# What you need to do:
Filter these entries so that only lines with the word "baseline" remain.

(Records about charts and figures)
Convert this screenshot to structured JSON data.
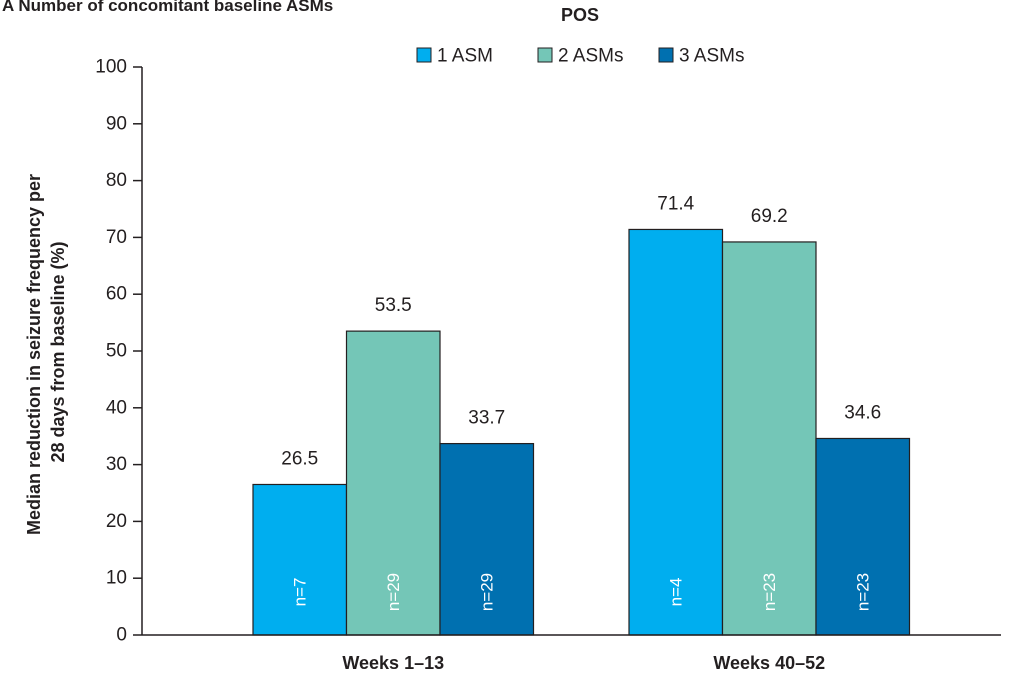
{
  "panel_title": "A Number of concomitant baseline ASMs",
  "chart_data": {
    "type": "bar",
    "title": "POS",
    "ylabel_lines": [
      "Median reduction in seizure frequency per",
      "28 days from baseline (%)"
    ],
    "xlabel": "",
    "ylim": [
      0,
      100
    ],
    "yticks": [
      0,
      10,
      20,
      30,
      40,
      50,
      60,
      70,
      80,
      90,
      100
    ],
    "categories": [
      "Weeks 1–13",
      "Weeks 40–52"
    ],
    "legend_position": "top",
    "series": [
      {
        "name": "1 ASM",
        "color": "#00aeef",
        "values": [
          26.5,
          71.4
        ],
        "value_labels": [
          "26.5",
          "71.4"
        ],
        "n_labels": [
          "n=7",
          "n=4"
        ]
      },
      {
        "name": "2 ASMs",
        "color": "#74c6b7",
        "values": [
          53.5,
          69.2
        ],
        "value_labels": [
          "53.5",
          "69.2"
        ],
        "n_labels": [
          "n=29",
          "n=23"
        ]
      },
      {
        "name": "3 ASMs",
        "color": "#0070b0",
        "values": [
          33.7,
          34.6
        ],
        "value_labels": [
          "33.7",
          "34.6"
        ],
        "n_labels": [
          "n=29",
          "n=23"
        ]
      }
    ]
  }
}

--

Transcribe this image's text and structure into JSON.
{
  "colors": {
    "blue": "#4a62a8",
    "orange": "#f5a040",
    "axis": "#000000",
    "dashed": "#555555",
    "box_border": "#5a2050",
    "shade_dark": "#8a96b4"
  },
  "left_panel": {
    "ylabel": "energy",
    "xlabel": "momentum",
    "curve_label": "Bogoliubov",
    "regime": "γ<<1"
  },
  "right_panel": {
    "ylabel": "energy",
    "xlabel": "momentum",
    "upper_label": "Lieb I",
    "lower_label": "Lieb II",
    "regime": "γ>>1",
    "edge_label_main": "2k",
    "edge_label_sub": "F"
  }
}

# Full output:
  "panel_title": "A Number of concomitant baseline ASMs",
      "28 days from baseline (%)"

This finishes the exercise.